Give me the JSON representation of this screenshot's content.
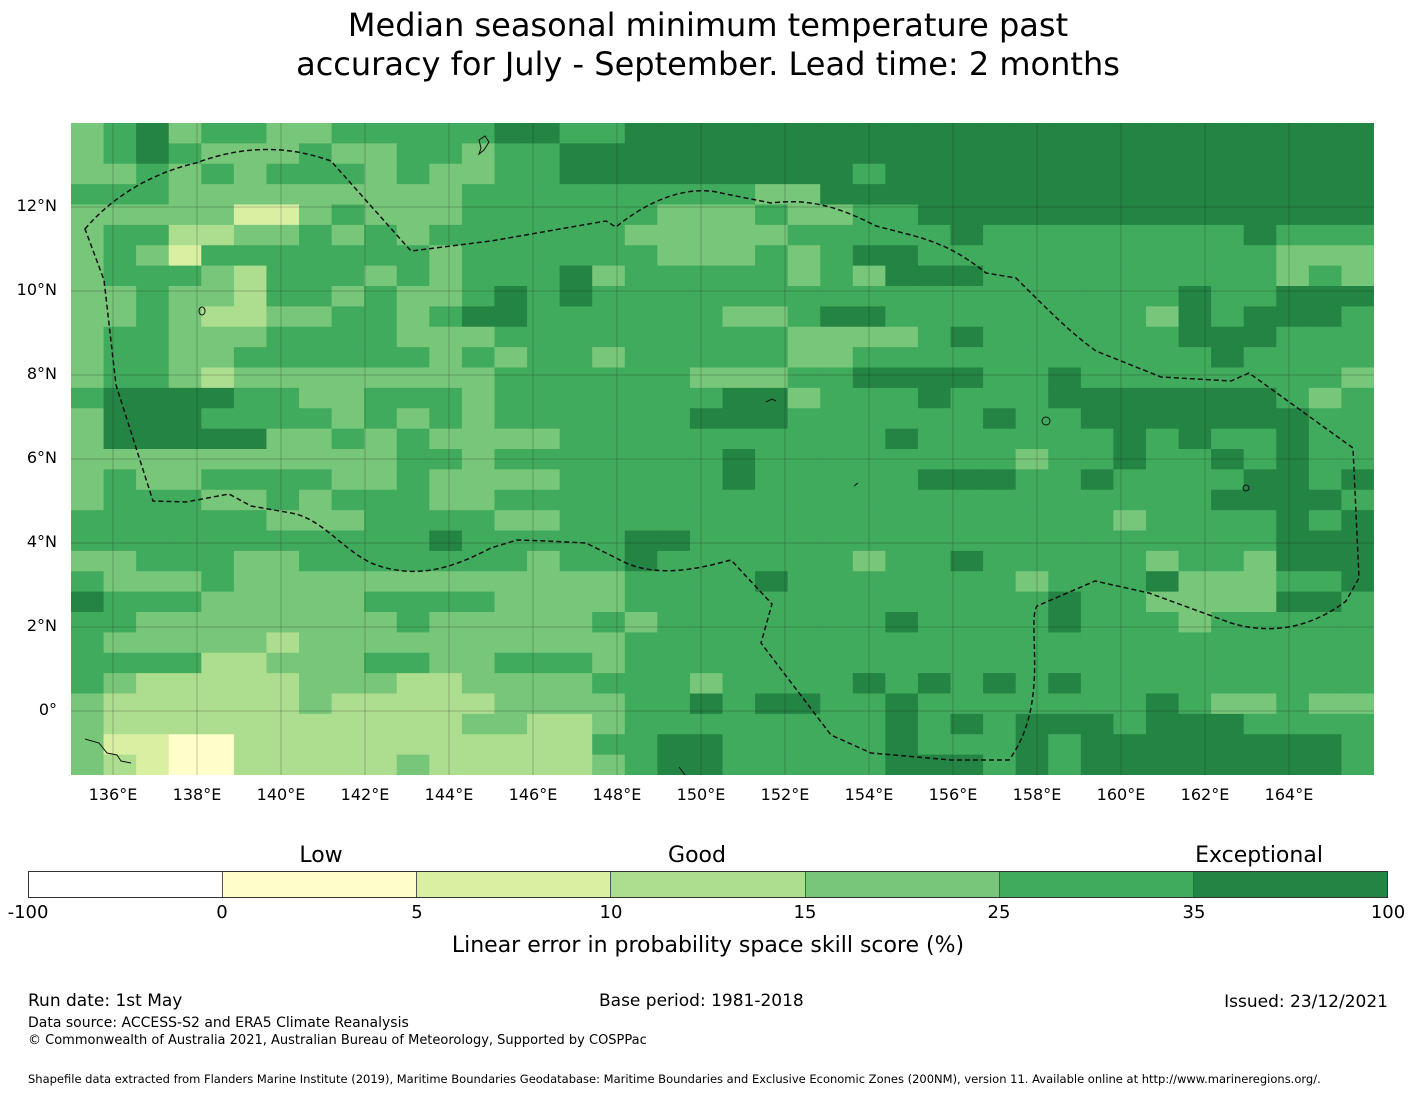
{
  "title_line1": "Median seasonal minimum temperature past",
  "title_line2": "accuracy for July - September. Lead time: 2 months",
  "map": {
    "lat_labels": [
      "12°N",
      "10°N",
      "8°N",
      "6°N",
      "4°N",
      "2°N",
      "0°"
    ],
    "lon_labels": [
      "136°E",
      "138°E",
      "140°E",
      "142°E",
      "144°E",
      "146°E",
      "148°E",
      "150°E",
      "152°E",
      "154°E",
      "156°E",
      "158°E",
      "160°E",
      "162°E",
      "164°E"
    ],
    "palette": [
      "#ffffff",
      "#ffffcc",
      "#d9f0a3",
      "#addd8e",
      "#78c679",
      "#41ab5d",
      "#238443"
    ],
    "grid_rows": [
      "4564554455555665566666666666666666666666",
      "4565444544554556666666666666666666666666",
      "4454545554544556666666665666666666666666",
      "5554444444445555555554466666666666666666",
      "4444422454445555554445445566666666666666",
      "4553344545455555544444555556555555556555",
      "4542555555545555554445456655555555555444",
      "4555435554545556455555454666555555555454",
      "4454435545445656555555555555555555655666",
      "4454334455456655555544566555555554656665",
      "4554445555444555555555444456555555666555",
      "4554455555545455455555445555555555565555",
      "4554344444444555555444556666556555555554",
      "5666655445554555555566455565556666666545",
      "4666555545454555555666555555655666666655",
      "4666664454544445555555555655555565655655",
      "4444444444554555555565555555545565565655",
      "4544555544544445555565555566655655556656",
      "4555445455544555555555555555555555566665",
      "5555554445555445555555555555555545555656",
      "5555555555565555566555555555555555555666",
      "4455544555555545565555554556555554554666",
      "5444544444444444455556555555545556444556",
      "6555444445555444455555555555556554444665",
      "5544444444544444545555555655556555455555",
      "5444443444444444455555555555555555555555",
      "5555334445544555455555555555555555555555",
      "5433333444334444555455556565656555555555",
      "4333333433333444455656655655555556544544",
      "4333333333334433455555555656566656665555",
      "4221133333333333556655555655565666666665",
      "4321133333433333456655555666565666666665"
    ]
  },
  "legend": {
    "low": "Low",
    "good": "Good",
    "exceptional": "Exceptional",
    "ticks": [
      "-100",
      "0",
      "5",
      "10",
      "15",
      "25",
      "35",
      "100"
    ],
    "colors": [
      "#ffffff",
      "#ffffcc",
      "#d9f0a3",
      "#addd8e",
      "#78c679",
      "#41ab5d",
      "#238443"
    ],
    "label": "Linear error in probability space skill score (%)"
  },
  "footer": {
    "run_date": "Run date: 1st May",
    "base_period": "Base period: 1981-2018",
    "issued": "Issued: 23/12/2021",
    "data_source": "Data source: ACCESS-S2 and ERA5 Climate Reanalysis",
    "copyright": "© Commonwealth of Australia 2021, Australian Bureau of Meteorology, Supported by COSPPac",
    "shapefile": "Shapefile data extracted from Flanders Marine Institute (2019), Maritime Boundaries Geodatabase: Maritime Boundaries and Exclusive Economic Zones (200NM), version 11. Available online at http://www.marineregions.org/."
  }
}
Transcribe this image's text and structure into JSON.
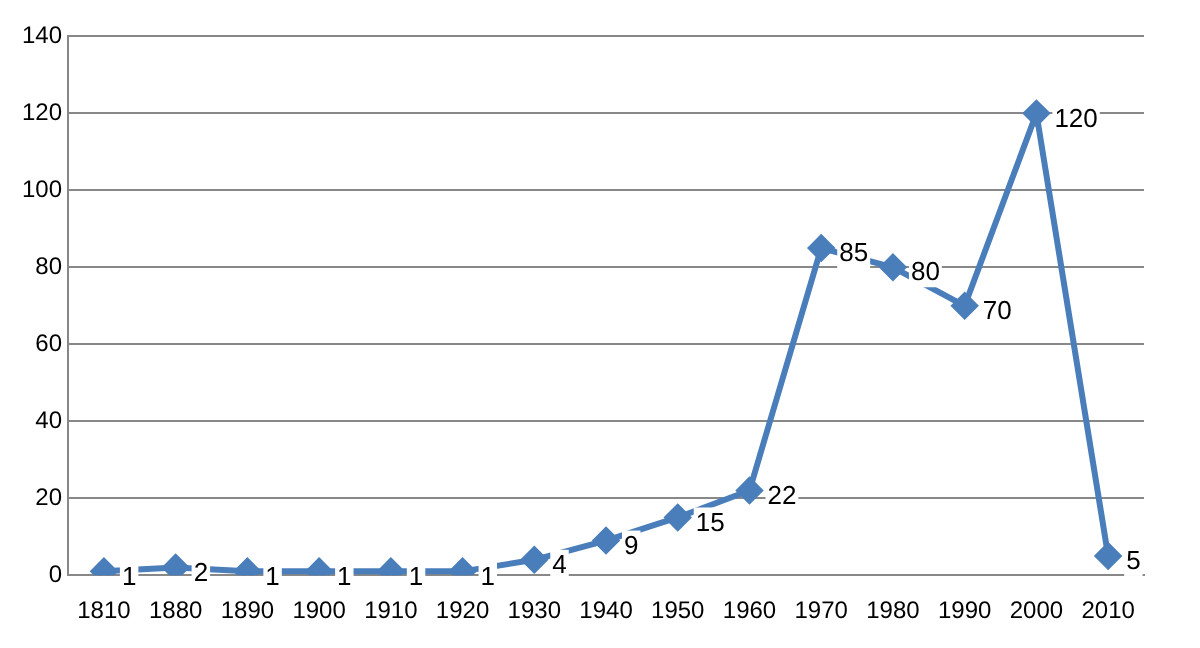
{
  "chart_data": {
    "type": "line",
    "categories": [
      "1810",
      "1880",
      "1890",
      "1900",
      "1910",
      "1920",
      "1930",
      "1940",
      "1950",
      "1960",
      "1970",
      "1980",
      "1990",
      "2000",
      "2010"
    ],
    "series": [
      {
        "color": "#4a7ebb",
        "values": [
          1,
          2,
          1,
          1,
          1,
          1,
          4,
          9,
          15,
          22,
          85,
          80,
          70,
          120,
          5
        ]
      }
    ],
    "ylim": [
      0,
      140
    ],
    "yticks": [
      0,
      20,
      40,
      60,
      80,
      100,
      120,
      140
    ],
    "grid": "y",
    "legend": false,
    "marker": "diamond",
    "line_style": "solid",
    "data_labels": true
  }
}
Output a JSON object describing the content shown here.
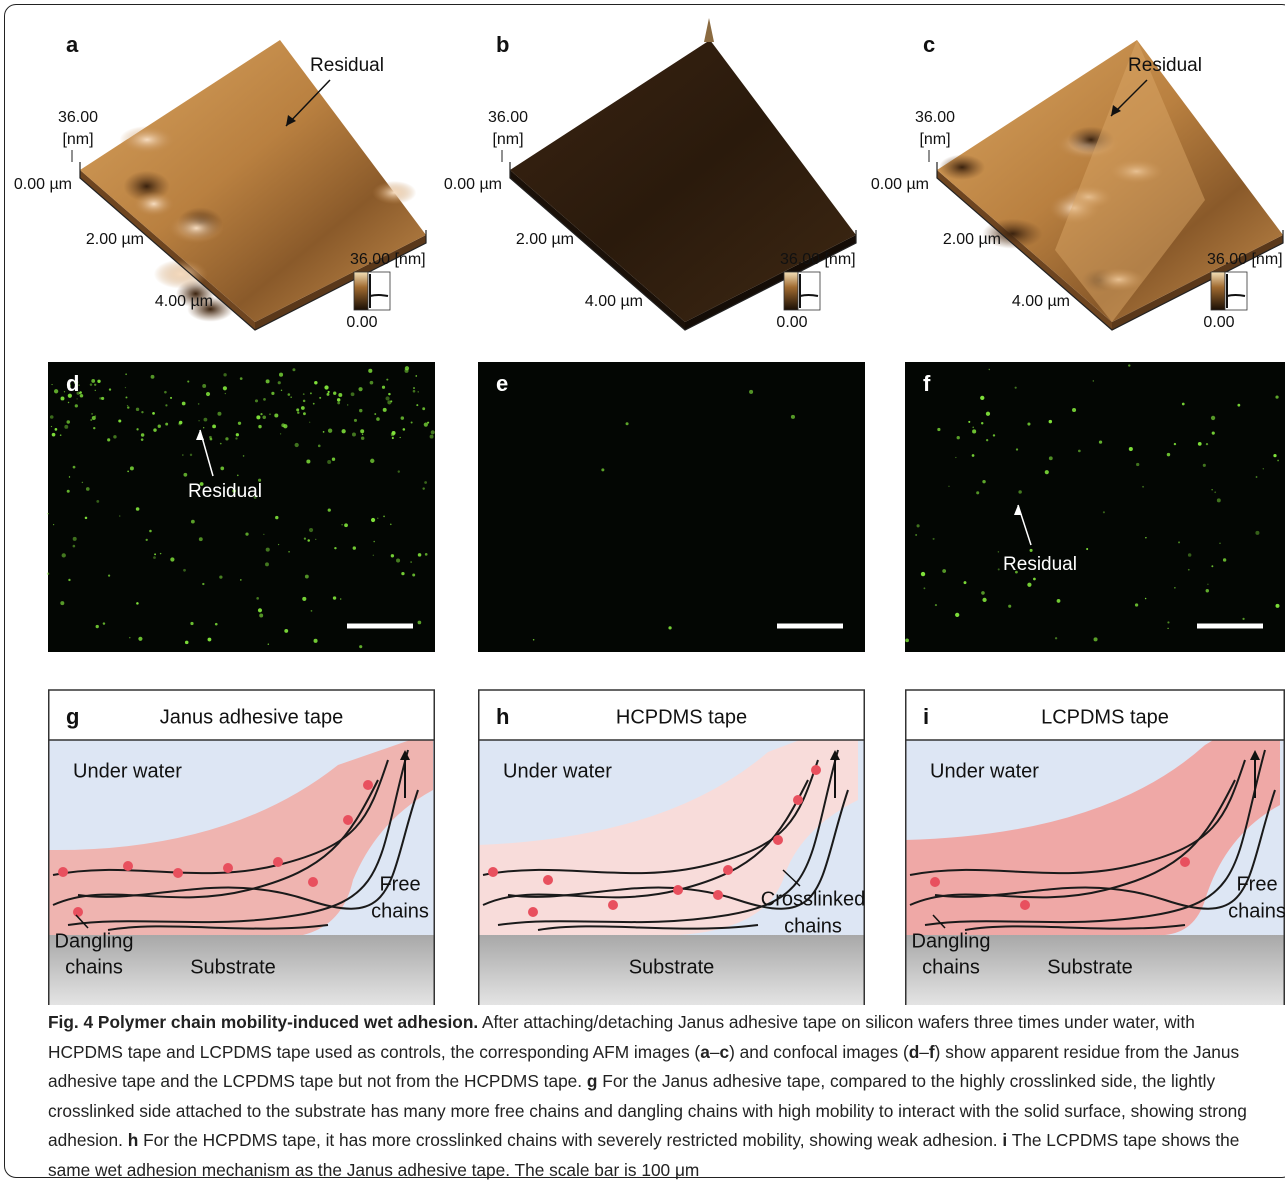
{
  "afm_panels": [
    {
      "letter": "a",
      "z_max": "36.00",
      "z_unit": "[nm]",
      "x_labels": [
        "0.00 µm",
        "2.00 µm",
        "4.00 µm"
      ],
      "colorbar_max": "36.00 [nm]",
      "colorbar_min": "0.00",
      "annotation": "Residual"
    },
    {
      "letter": "b",
      "z_max": "36.00",
      "z_unit": "[nm]",
      "x_labels": [
        "0.00 µm",
        "2.00 µm",
        "4.00 µm"
      ],
      "colorbar_max": "36.00 [nm]",
      "colorbar_min": "0.00"
    },
    {
      "letter": "c",
      "z_max": "36.00",
      "z_unit": "[nm]",
      "x_labels": [
        "0.00 µm",
        "2.00 µm",
        "4.00 µm"
      ],
      "colorbar_max": "36.00 [nm]",
      "colorbar_min": "0.00",
      "annotation": "Residual"
    }
  ],
  "confocal_panels": [
    {
      "letter": "d",
      "annotation": "Residual"
    },
    {
      "letter": "e"
    },
    {
      "letter": "f",
      "annotation": "Residual"
    }
  ],
  "schematics": [
    {
      "letter": "g",
      "title": "Janus adhesive tape",
      "medium": "Under water",
      "side_label": [
        "Free",
        "chains"
      ],
      "bottom_label": [
        "Dangling",
        "chains"
      ],
      "substrate": "Substrate"
    },
    {
      "letter": "h",
      "title": "HCPDMS tape",
      "medium": "Under water",
      "side_label": [
        "Crosslinked",
        "chains"
      ],
      "substrate": "Substrate"
    },
    {
      "letter": "i",
      "title": "LCPDMS tape",
      "medium": "Under water",
      "side_label": [
        "Free",
        "chains"
      ],
      "bottom_label": [
        "Dangling",
        "chains"
      ],
      "substrate": "Substrate"
    }
  ],
  "caption": {
    "title": "Fig. 4 Polymer chain mobility-induced wet adhesion.",
    "body": [
      " After attaching/detaching Janus adhesive tape on silicon wafers three times under water, with HCPDMS tape and LCPDMS tape used as controls, the corresponding AFM images (",
      "a",
      "–",
      "c",
      ") and confocal images (",
      "d",
      "–",
      "f",
      ") show apparent residue from the Janus adhesive tape and the LCPDMS tape but not from the HCPDMS tape. ",
      "g",
      " For the Janus adhesive tape, compared to the highly crosslinked side, the lightly crosslinked side attached to the substrate has many more free chains and dangling chains with high mobility to interact with the solid surface, showing strong adhesion. ",
      "h",
      " For the HCPDMS tape, it has more crosslinked chains with severely restricted mobility, showing weak adhesion. ",
      "i",
      " The LCPDMS tape shows the same wet adhesion mechanism as the Janus adhesive tape. The scale bar is 100 μm"
    ]
  }
}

○ ○ ○ ○ ○

■ **Goal**:
Repeat the entries exactly. Pictures are excluded from the copy.

■ **In response**:
Give me the JSON representation of this screenshot's content.
{
  "title_line1": "Median seasonal minimum temperature past",
  "title_line2": "accuracy for July - September. Lead time: 2 months",
  "map": {
    "lat_labels": [
      "12°N",
      "10°N",
      "8°N",
      "6°N",
      "4°N",
      "2°N",
      "0°"
    ],
    "lon_labels": [
      "136°E",
      "138°E",
      "140°E",
      "142°E",
      "144°E",
      "146°E",
      "148°E",
      "150°E",
      "152°E",
      "154°E",
      "156°E",
      "158°E",
      "160°E",
      "162°E",
      "164°E"
    ],
    "palette": [
      "#ffffff",
      "#ffffcc",
      "#d9f0a3",
      "#addd8e",
      "#78c679",
      "#41ab5d",
      "#238443"
    ],
    "grid_rows": [
      "4564554455555665566666666666666666666666",
      "4565444544554556666666666666666666666666",
      "4454545554544556666666665666666666666666",
      "5554444444445555555554466666666666666666",
      "4444422454445555554445445566666666666666",
      "4553344545455555544444555556555555556555",
      "4542555555545555554445456655555555555444",
      "4555435554545556455555454666555555555454",
      "4454435545445656555555555555555555655666",
      "4454334455456655555544566555555554656665",
      "4554445555444555555555444456555555666555",
      "4554455555545455455555445555555555565555",
      "4554344444444555555444556666556555555554",
      "5666655445554555555566455565556666666545",
      "4666555545454555555666555555655666666655",
      "4666664454544445555555555655555565655655",
      "4444444444554555555565555555545565565655",
      "4544555544544445555565555566655655556656",
      "4555445455544555555555555555555555566665",
      "5555554445555445555555555555555545555656",
      "5555555555565555566555555555555555555666",
      "4455544555555545565555554556555554554666",
      "5444544444444444455556555555545556444556",
      "6555444445555444455555555555556554444665",
      "5544444444544444545555555655556555455555",
      "5444443444444444455555555555555555555555",
      "5555334445544555455555555555555555555555",
      "5433333444334444555455556565656555555555",
      "4333333433333444455656655655555556544544",
      "4333333333334433455555555656566656665555",
      "4221133333333333556655555655565666666665",
      "4321133333433333456655555666565666666665"
    ]
  },
  "legend": {
    "low": "Low",
    "good": "Good",
    "exceptional": "Exceptional",
    "ticks": [
      "-100",
      "0",
      "5",
      "10",
      "15",
      "25",
      "35",
      "100"
    ],
    "colors": [
      "#ffffff",
      "#ffffcc",
      "#d9f0a3",
      "#addd8e",
      "#78c679",
      "#41ab5d",
      "#238443"
    ],
    "label": "Linear error in probability space skill score (%)"
  },
  "footer": {
    "run_date": "Run date: 1st May",
    "base_period": "Base period: 1981-2018",
    "issued": "Issued: 23/12/2021",
    "data_source": "Data source: ACCESS-S2 and ERA5 Climate Reanalysis",
    "copyright": "© Commonwealth of Australia 2021, Australian Bureau of Meteorology, Supported by COSPPac",
    "shapefile": "Shapefile data extracted from Flanders Marine Institute (2019), Maritime Boundaries Geodatabase: Maritime Boundaries and Exclusive Economic Zones (200NM), version 11. Available online at http://www.marineregions.org/."
  }
}
Transcribe this image's text and structure into JSON.
{
  "chart_data": {
    "type": "line",
    "categories": [
      "1810",
      "1880",
      "1890",
      "1900",
      "1910",
      "1920",
      "1930",
      "1940",
      "1950",
      "1960",
      "1970",
      "1980",
      "1990",
      "2000",
      "2010"
    ],
    "series": [
      {
        "color": "#4a7ebb",
        "values": [
          1,
          2,
          1,
          1,
          1,
          1,
          4,
          9,
          15,
          22,
          85,
          80,
          70,
          120,
          5
        ]
      }
    ],
    "ylim": [
      0,
      140
    ],
    "yticks": [
      0,
      20,
      40,
      60,
      80,
      100,
      120,
      140
    ],
    "grid": "y",
    "legend": false,
    "marker": "diamond",
    "line_style": "solid",
    "data_labels": true
  }
}
Output a JSON object describing the content shown here.
{
  "afm_panels": [
    {
      "letter": "a",
      "z_max": "36.00",
      "z_unit": "[nm]",
      "x_labels": [
        "0.00 µm",
        "2.00 µm",
        "4.00 µm"
      ],
      "colorbar_max": "36.00 [nm]",
      "colorbar_min": "0.00",
      "annotation": "Residual"
    },
    {
      "letter": "b",
      "z_max": "36.00",
      "z_unit": "[nm]",
      "x_labels": [
        "0.00 µm",
        "2.00 µm",
        "4.00 µm"
      ],
      "colorbar_max": "36.00 [nm]",
      "colorbar_min": "0.00"
    },
    {
      "letter": "c",
      "z_max": "36.00",
      "z_unit": "[nm]",
      "x_labels": [
        "0.00 µm",
        "2.00 µm",
        "4.00 µm"
      ],
      "colorbar_max": "36.00 [nm]",
      "colorbar_min": "0.00",
      "annotation": "Residual"
    }
  ],
  "confocal_panels": [
    {
      "letter": "d",
      "annotation": "Residual"
    },
    {
      "letter": "e"
    },
    {
      "letter": "f",
      "annotation": "Residual"
    }
  ],
  "schematics": [
    {
      "letter": "g",
      "title": "Janus adhesive tape",
      "medium": "Under water",
      "side_label": [
        "Free",
        "chains"
      ],
      "bottom_label": [
        "Dangling",
        "chains"
      ],
      "substrate": "Substrate"
    },
    {
      "letter": "h",
      "title": "HCPDMS tape",
      "medium": "Under water",
      "side_label": [
        "Crosslinked",
        "chains"
      ],
      "substrate": "Substrate"
    },
    {
      "letter": "i",
      "title": "LCPDMS tape",
      "medium": "Under water",
      "side_label": [
        "Free",
        "chains"
      ],
      "bottom_label": [
        "Dangling",
        "chains"
      ],
      "substrate": "Substrate"
    }
  ],
  "caption": {
    "title": "Fig. 4 Polymer chain mobility-induced wet adhesion.",
    "body": [
      " After attaching/detaching Janus adhesive tape on silicon wafers three times under water, with HCPDMS tape and LCPDMS tape used as controls, the corresponding AFM images (",
      "a",
      "–",
      "c",
      ") and confocal images (",
      "d",
      "–",
      "f",
      ") show apparent residue from the Janus adhesive tape and the LCPDMS tape but not from the HCPDMS tape. ",
      "g",
      " For the Janus adhesive tape, compared to the highly crosslinked side, the lightly crosslinked side attached to the substrate has many more free chains and dangling chains with high mobility to interact with the solid surface, showing strong adhesion. ",
      "h",
      " For the HCPDMS tape, it has more crosslinked chains with severely restricted mobility, showing weak adhesion. ",
      "i",
      " The LCPDMS tape shows the same wet adhesion mechanism as the Janus adhesive tape. The scale bar is 100 μm"
    ]
  }
}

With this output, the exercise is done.